Given task: Return all the entries exactly, keeping pictures out.

═════ Input records

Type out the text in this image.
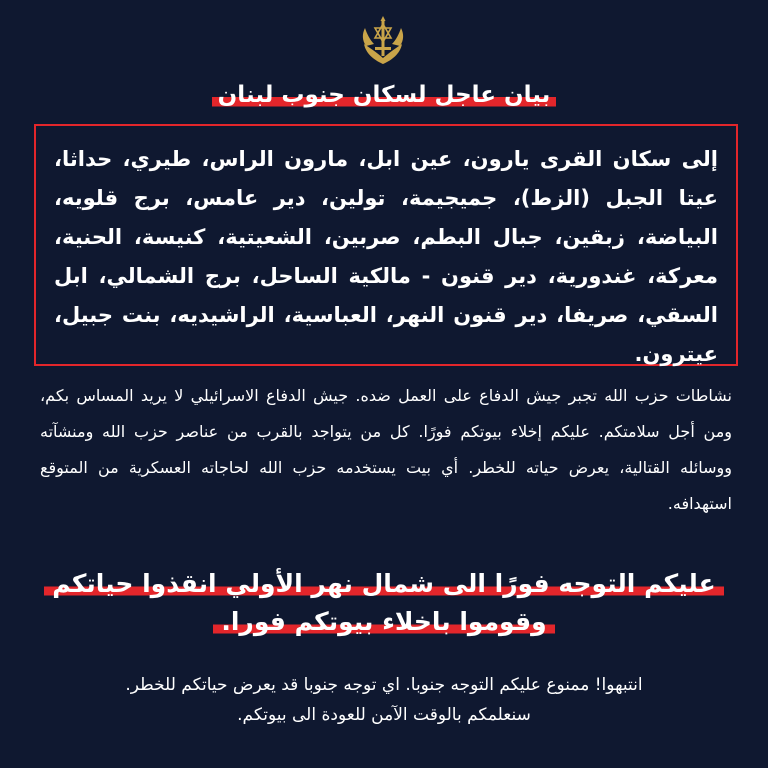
بيان عاجل لسكان جنوب لبنان

إلى سكان القرى يارون، عين ابل، مارون الراس، طيري، حداثا، عيتا الجبل (الزط)، جميجيمة، تولين، دير عامس، برج قلويه، البياضة، زبقين، جبال البطم، صربين، الشعيتية، كنيسة، الحنية، معركة، غندورية، دير قنون - مالكية الساحل، برج الشمالي، ابل السقي، صريفا، دير قنون النهر، العباسية، الراشيديه، بنت جبيل، عيترون.

نشاطات حزب الله تجبر جيش الدفاع على العمل ضده. جيش الدفاع الاسرائيلي لا يريد المساس بكم، ومن أجل سلامتكم. عليكم إخلاء بيوتكم فورًا. كل من يتواجد بالقرب من عناصر حزب الله ومنشآته ووسائله القتالية، يعرض حياته للخطر. أي بيت يستخدمه حزب الله لحاجاته العسكرية من المتوقع استهدافه.

عليكم التوجه فورًا الى شمال نهر الأولي انقذوا حياتكم
وقوموا باخلاء بيوتكم فورا.

انتبهوا! ممنوع عليكم التوجه جنوبا. اي توجه جنوبا قد يعرض حياتكم للخطر.

سنعلمكم بالوقت الآمن للعودة الى بيوتكم.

══════════

Result of the task:
Type out the text in this image.
بيان عاجل لسكان جنوب لبنان

إلى سكان القرى يارون، عين ابل، مارون الراس، طيري، حداثا، عيتا الجبل (الزط)، جميجيمة، تولين، دير عامس، برج قلويه، البياضة، زبقين، جبال البطم، صربين، الشعيتية، كنيسة، الحنية، معركة، غندورية، دير قنون - مالكية الساحل، برج الشمالي، ابل السقي، صريفا، دير قنون النهر، العباسية، الراشيديه، بنت جبيل، عيترون.

نشاطات حزب الله تجبر جيش الدفاع على العمل ضده. جيش الدفاع الاسرائيلي لا يريد المساس بكم، ومن أجل سلامتكم. عليكم إخلاء بيوتكم فورًا. كل من يتواجد بالقرب من عناصر حزب الله ومنشآته ووسائله القتالية، يعرض حياته للخطر. أي بيت يستخدمه حزب الله لحاجاته العسكرية من المتوقع استهدافه.

عليكم التوجه فورًا الى شمال نهر الأولي انقذوا حياتكم
وقوموا باخلاء بيوتكم فورا.

انتبهوا! ممنوع عليكم التوجه جنوبا. اي توجه جنوبا قد يعرض حياتكم للخطر.

سنعلمكم بالوقت الآمن للعودة الى بيوتكم.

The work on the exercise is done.